- _OBJECTIVE_: Write out the lines from the line containing "track-infield [2132, 824, 2353, 919]" to the line containing "commercial-building [18, 703, 141, 750]", including both, with every character unchanged.

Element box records
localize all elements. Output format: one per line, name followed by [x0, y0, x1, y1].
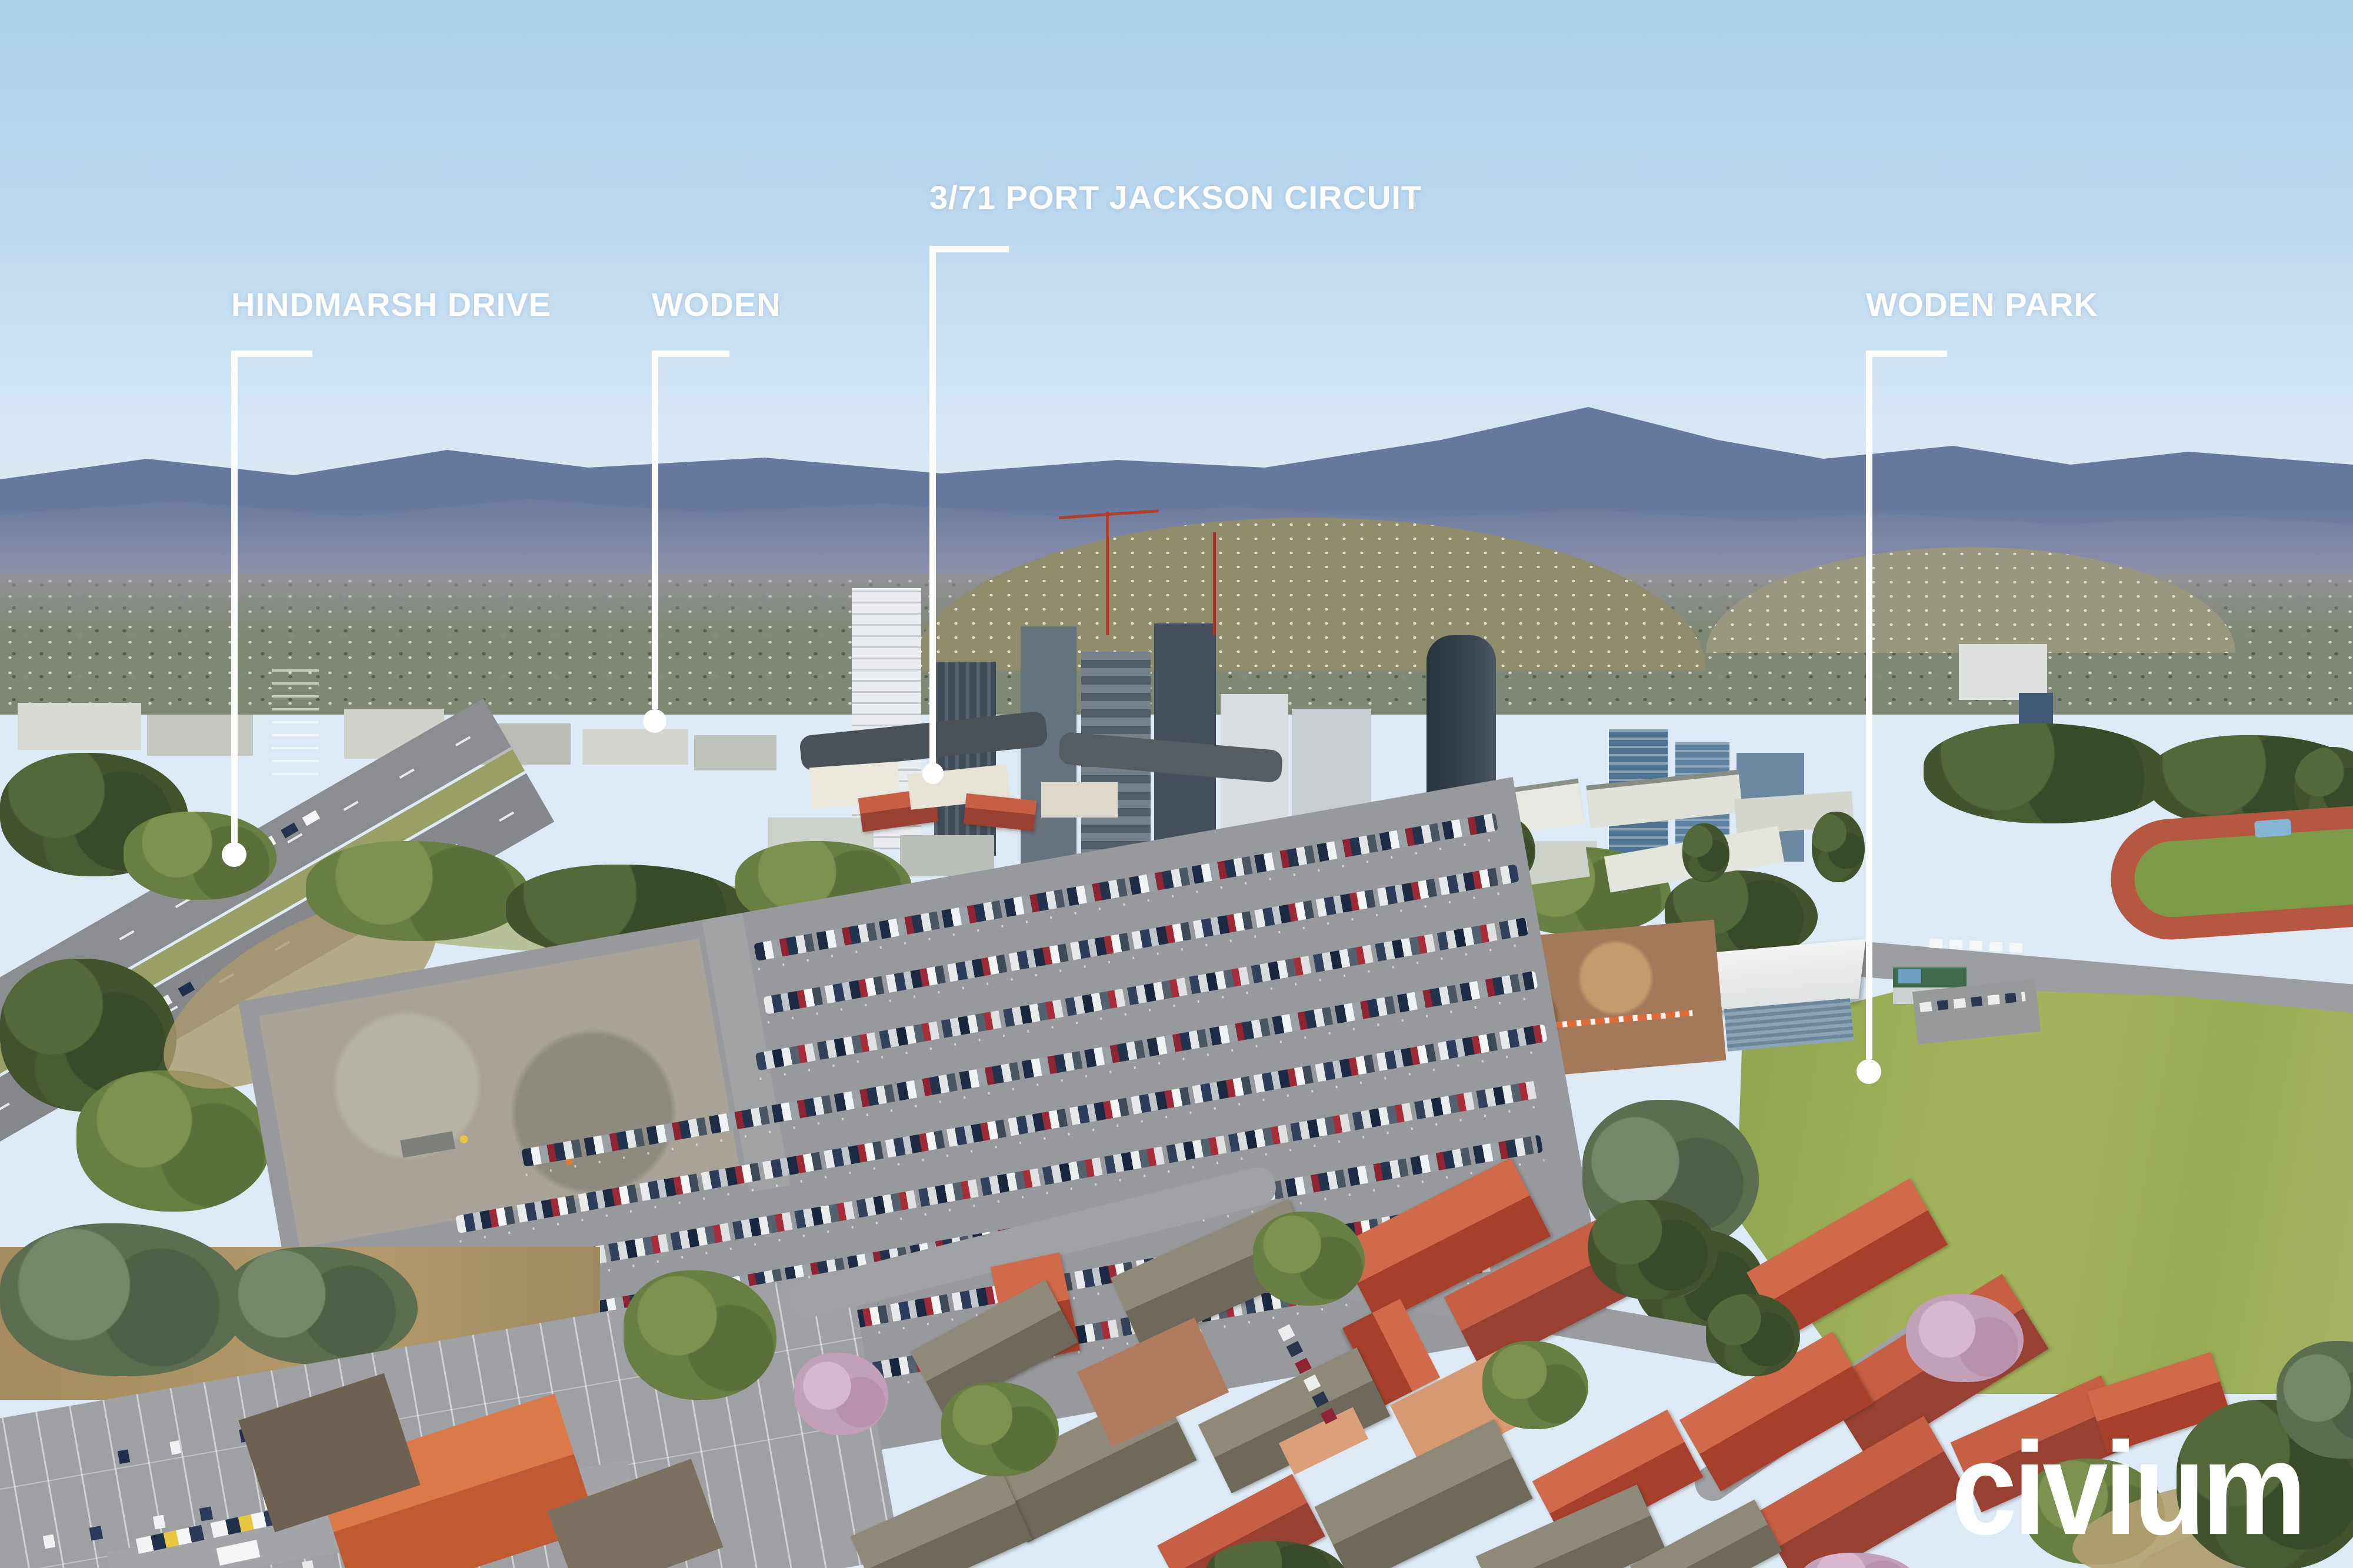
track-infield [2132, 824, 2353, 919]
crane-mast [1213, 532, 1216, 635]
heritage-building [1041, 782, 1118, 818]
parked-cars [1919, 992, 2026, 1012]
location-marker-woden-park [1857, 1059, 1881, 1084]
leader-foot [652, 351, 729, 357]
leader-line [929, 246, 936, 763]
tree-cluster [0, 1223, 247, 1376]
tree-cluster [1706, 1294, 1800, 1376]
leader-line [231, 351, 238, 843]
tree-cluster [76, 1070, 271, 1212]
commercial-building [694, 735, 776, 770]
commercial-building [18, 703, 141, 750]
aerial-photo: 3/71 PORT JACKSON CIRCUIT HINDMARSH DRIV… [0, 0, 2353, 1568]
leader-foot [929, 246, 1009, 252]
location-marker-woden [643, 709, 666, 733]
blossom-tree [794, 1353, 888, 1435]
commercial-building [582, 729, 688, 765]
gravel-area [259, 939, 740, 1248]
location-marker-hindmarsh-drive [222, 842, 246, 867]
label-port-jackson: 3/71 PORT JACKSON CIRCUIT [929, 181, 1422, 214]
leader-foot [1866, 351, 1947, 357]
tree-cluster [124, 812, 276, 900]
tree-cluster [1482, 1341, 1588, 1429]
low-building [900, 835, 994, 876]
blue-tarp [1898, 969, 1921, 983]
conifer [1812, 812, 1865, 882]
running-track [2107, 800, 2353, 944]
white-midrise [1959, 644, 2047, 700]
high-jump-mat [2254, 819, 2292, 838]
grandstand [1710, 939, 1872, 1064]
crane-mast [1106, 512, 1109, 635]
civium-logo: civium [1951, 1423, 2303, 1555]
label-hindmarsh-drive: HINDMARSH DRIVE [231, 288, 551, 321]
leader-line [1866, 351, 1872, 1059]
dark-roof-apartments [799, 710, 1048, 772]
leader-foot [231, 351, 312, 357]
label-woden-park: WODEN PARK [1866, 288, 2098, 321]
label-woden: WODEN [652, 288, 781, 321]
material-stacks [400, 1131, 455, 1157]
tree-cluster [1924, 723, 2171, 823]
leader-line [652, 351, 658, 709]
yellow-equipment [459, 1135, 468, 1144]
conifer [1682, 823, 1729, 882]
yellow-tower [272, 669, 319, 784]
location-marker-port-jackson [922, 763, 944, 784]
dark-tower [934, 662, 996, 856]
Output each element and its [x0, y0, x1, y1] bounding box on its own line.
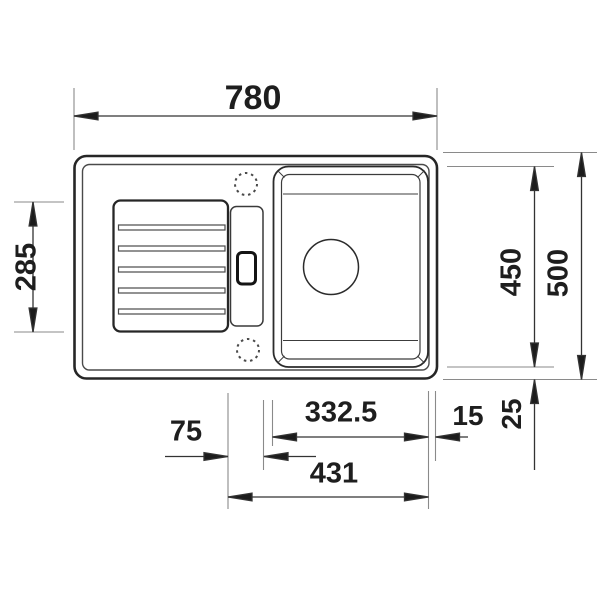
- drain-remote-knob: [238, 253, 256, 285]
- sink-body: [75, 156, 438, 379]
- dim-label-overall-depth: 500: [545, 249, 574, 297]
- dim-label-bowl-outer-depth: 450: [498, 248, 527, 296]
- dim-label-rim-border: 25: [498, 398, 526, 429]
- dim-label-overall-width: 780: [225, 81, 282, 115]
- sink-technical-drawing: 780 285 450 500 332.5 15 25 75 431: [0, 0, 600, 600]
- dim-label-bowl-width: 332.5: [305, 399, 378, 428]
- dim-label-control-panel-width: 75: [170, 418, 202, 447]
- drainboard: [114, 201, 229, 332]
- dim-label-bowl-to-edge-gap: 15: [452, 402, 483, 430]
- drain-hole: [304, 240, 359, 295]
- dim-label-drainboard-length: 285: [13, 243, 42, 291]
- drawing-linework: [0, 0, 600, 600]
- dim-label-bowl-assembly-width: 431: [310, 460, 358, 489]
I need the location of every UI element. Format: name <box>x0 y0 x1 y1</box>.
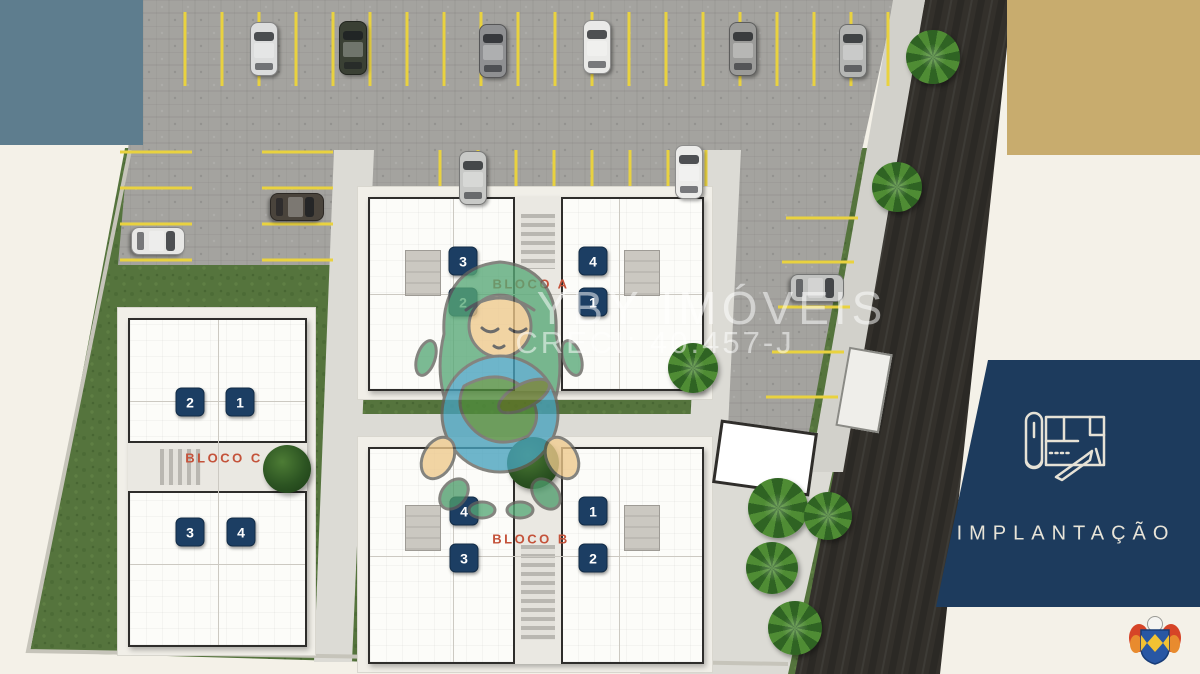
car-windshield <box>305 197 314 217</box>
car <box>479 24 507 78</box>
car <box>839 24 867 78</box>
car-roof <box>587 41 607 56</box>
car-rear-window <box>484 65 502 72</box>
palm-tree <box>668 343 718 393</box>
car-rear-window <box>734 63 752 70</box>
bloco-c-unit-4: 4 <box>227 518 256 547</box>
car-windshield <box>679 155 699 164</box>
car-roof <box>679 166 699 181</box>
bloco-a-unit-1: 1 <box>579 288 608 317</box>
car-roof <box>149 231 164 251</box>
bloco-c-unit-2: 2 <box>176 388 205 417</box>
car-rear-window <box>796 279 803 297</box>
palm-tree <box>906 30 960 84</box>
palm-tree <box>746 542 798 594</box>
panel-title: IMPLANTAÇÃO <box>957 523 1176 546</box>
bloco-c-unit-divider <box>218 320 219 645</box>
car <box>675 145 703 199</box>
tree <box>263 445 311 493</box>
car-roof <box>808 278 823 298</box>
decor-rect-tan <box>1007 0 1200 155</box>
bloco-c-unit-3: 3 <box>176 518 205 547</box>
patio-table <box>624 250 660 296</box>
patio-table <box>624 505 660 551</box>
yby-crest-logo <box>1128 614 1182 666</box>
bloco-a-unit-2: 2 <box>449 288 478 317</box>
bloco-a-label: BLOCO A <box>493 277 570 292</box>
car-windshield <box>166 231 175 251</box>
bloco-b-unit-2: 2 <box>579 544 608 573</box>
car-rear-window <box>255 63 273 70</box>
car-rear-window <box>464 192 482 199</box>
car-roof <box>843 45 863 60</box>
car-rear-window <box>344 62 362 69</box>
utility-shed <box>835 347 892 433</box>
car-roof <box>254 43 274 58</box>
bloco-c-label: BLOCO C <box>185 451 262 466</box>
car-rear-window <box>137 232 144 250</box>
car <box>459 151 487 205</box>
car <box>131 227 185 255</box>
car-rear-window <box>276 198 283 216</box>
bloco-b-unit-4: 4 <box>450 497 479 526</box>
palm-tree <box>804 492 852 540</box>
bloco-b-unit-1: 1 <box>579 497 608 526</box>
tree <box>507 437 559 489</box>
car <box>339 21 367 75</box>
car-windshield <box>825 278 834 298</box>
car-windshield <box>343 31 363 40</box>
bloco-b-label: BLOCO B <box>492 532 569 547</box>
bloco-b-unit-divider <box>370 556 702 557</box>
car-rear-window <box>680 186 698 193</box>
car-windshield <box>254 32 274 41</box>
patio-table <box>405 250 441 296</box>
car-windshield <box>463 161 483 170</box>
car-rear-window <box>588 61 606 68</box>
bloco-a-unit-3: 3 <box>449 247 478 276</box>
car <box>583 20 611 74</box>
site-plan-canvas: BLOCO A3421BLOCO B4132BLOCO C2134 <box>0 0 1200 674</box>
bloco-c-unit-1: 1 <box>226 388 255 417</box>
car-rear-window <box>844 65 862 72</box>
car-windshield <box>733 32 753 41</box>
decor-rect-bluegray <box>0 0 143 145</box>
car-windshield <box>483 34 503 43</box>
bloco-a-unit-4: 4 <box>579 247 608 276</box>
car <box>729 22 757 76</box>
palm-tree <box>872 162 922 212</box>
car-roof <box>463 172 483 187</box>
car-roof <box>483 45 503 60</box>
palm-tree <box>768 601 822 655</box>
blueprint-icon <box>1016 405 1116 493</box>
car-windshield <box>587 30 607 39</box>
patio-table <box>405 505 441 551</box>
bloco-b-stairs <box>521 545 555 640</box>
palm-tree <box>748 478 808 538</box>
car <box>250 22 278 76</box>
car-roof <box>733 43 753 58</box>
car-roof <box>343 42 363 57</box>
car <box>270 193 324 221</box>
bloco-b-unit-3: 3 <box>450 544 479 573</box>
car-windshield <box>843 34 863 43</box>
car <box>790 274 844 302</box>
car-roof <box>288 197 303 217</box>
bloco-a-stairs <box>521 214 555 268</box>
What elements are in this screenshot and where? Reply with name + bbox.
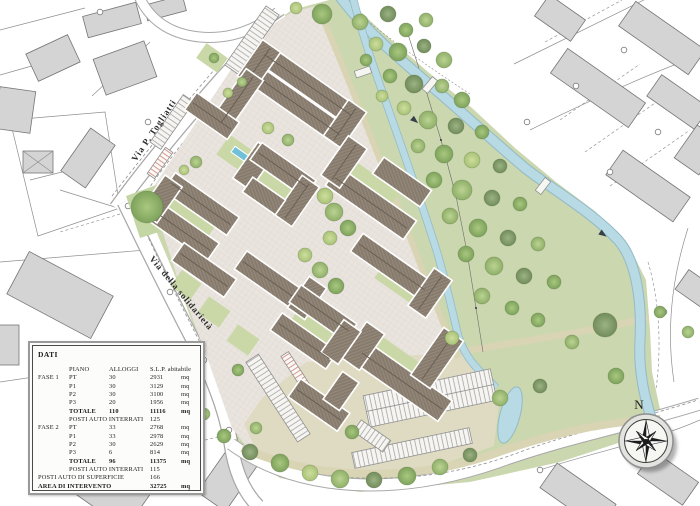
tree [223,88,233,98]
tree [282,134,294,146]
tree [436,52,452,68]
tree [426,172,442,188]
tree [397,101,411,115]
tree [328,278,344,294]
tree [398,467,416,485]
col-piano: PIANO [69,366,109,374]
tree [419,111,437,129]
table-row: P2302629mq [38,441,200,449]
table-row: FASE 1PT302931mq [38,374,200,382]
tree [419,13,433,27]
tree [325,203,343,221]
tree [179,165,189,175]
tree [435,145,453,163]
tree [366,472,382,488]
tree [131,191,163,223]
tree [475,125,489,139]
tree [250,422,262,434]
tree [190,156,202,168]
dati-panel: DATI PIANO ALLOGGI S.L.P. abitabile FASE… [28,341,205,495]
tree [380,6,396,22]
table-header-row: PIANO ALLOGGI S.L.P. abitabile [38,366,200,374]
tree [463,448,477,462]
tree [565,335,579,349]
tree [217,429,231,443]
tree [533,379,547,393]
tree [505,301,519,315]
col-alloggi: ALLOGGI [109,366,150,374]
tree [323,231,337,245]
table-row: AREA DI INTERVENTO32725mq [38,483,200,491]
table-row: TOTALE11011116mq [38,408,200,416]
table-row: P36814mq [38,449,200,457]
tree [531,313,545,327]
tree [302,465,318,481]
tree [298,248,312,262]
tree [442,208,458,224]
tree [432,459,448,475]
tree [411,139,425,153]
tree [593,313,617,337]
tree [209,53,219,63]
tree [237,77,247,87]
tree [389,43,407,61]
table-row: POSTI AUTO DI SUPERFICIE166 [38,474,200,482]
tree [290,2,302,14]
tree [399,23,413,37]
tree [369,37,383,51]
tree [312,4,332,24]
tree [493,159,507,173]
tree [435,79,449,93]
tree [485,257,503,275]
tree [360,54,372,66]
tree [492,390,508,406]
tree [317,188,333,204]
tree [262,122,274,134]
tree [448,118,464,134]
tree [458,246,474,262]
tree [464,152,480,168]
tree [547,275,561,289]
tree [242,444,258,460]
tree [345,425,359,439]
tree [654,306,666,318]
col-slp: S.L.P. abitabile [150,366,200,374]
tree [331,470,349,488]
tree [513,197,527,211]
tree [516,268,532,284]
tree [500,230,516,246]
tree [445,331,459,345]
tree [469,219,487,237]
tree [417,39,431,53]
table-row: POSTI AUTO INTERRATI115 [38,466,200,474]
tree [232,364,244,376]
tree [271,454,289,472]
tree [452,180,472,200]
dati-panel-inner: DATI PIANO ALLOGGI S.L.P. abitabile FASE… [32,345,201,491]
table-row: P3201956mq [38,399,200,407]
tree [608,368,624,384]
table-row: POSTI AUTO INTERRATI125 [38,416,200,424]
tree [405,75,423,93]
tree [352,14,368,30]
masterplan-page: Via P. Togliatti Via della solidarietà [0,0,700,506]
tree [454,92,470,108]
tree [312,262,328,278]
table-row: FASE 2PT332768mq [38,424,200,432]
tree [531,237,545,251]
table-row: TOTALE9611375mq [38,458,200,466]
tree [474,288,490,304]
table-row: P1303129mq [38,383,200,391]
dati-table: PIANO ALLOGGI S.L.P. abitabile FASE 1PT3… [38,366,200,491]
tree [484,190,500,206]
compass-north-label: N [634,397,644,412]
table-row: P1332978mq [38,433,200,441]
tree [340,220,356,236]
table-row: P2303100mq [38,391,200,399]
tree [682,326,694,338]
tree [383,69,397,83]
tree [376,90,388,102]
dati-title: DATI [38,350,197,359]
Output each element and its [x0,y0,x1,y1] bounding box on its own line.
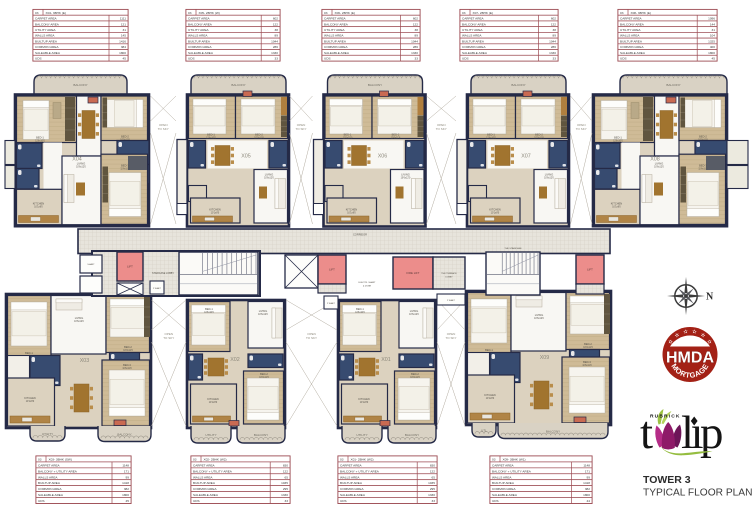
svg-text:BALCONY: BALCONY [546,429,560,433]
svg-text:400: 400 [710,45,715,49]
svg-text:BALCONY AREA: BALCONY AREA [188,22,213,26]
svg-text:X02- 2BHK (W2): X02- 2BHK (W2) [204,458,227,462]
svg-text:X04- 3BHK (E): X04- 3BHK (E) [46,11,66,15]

- _EXERCISE OUTPUT_:
track-infield [2132, 824, 2353, 919]
crane-mast [1213, 532, 1216, 635]
heritage-building [1041, 782, 1118, 818]
parked-cars [1919, 992, 2026, 1012]
location-marker-woden-park [1857, 1059, 1881, 1084]
leader-foot [652, 351, 729, 357]
leader-line [929, 246, 936, 763]
tree-cluster [0, 1223, 247, 1376]
tree-cluster [1706, 1294, 1800, 1376]
leader-line [231, 351, 238, 843]
tree-cluster [76, 1070, 271, 1212]
commercial-building [694, 735, 776, 770]
commercial-building [18, 703, 141, 750]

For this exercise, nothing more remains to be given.